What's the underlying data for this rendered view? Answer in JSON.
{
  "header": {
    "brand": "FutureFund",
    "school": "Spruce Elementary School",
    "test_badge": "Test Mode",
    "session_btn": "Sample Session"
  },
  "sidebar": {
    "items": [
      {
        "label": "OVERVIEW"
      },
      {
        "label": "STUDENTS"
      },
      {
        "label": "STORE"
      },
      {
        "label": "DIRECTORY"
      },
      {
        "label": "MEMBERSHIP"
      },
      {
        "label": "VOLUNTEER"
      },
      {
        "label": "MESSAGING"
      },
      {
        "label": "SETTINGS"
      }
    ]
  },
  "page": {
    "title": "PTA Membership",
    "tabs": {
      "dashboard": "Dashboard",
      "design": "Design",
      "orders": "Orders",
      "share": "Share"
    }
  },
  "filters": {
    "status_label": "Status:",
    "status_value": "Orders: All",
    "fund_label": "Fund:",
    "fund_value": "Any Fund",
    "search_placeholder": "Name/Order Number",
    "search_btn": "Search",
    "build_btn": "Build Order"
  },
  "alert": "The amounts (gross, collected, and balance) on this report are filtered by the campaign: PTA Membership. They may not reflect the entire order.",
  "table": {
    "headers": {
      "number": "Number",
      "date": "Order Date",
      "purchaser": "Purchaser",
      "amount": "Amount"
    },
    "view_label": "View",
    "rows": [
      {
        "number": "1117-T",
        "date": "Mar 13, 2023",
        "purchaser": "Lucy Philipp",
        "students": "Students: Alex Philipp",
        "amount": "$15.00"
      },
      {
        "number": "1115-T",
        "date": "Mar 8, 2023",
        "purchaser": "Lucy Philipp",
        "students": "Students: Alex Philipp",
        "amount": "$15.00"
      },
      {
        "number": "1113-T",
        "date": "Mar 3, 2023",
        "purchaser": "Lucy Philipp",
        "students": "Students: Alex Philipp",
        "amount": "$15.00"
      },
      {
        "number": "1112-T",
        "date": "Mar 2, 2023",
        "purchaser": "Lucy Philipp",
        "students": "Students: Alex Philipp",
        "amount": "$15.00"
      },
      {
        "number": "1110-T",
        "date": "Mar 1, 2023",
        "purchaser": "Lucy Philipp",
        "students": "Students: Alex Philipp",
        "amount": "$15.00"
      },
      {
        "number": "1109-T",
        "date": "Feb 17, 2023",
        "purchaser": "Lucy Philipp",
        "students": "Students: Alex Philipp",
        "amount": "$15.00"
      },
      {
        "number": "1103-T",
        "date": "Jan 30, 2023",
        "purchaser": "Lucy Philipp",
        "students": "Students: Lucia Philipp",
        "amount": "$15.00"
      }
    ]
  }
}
-*-*-
### WORK TO DO
Print the whole listing exactly as it is.

### RESPONSE BELOW
What's the underlying data for this rendered view? Answer in JSON.
{
  "header": {
    "brand": "FutureFund",
    "school": "Spruce Elementary School",
    "test_badge": "Test Mode",
    "session_btn": "Sample Session"
  },
  "sidebar": {
    "items": [
      {
        "label": "OVERVIEW"
      },
      {
        "label": "STUDENTS"
      },
      {
        "label": "STORE"
      },
      {
        "label": "DIRECTORY"
      },
      {
        "label": "MEMBERSHIP"
      },
      {
        "label": "VOLUNTEER"
      },
      {
        "label": "MESSAGING"
      },
      {
        "label": "SETTINGS"
      }
    ]
  },
  "page": {
    "title": "PTA Membership",
    "tabs": {
      "dashboard": "Dashboard",
      "design": "Design",
      "orders": "Orders",
      "share": "Share"
    }
  },
  "filters": {
    "status_label": "Status:",
    "status_value": "Orders: All",
    "fund_label": "Fund:",
    "fund_value": "Any Fund",
    "search_placeholder": "Name/Order Number",
    "search_btn": "Search",
    "build_btn": "Build Order"
  },
  "alert": "The amounts (gross, collected, and balance) on this report are filtered by the campaign: PTA Membership. They may not reflect the entire order.",
  "table": {
    "headers": {
      "number": "Number",
      "date": "Order Date",
      "purchaser": "Purchaser",
      "amount": "Amount"
    },
    "view_label": "View",
    "rows": [
      {
        "number": "1117-T",
        "date": "Mar 13, 2023",
        "purchaser": "Lucy Philipp",
        "students": "Students: Alex Philipp",
        "amount": "$15.00"
      },
      {
        "number": "1115-T",
        "date": "Mar 8, 2023",
        "purchaser": "Lucy Philipp",
        "students": "Students: Alex Philipp",
        "amount": "$15.00"
      },
      {
        "number": "1113-T",
        "date": "Mar 3, 2023",
        "purchaser": "Lucy Philipp",
        "students": "Students: Alex Philipp",
        "amount": "$15.00"
      },
      {
        "number": "1112-T",
        "date": "Mar 2, 2023",
        "purchaser": "Lucy Philipp",
        "students": "Students: Alex Philipp",
        "amount": "$15.00"
      },
      {
        "number": "1110-T",
        "date": "Mar 1, 2023",
        "purchaser": "Lucy Philipp",
        "students": "Students: Alex Philipp",
        "amount": "$15.00"
      },
      {
        "number": "1109-T",
        "date": "Feb 17, 2023",
        "purchaser": "Lucy Philipp",
        "students": "Students: Alex Philipp",
        "amount": "$15.00"
      },
      {
        "number": "1103-T",
        "date": "Jan 30, 2023",
        "purchaser": "Lucy Philipp",
        "students": "Students: Lucia Philipp",
        "amount": "$15.00"
      }
    ]
  }
}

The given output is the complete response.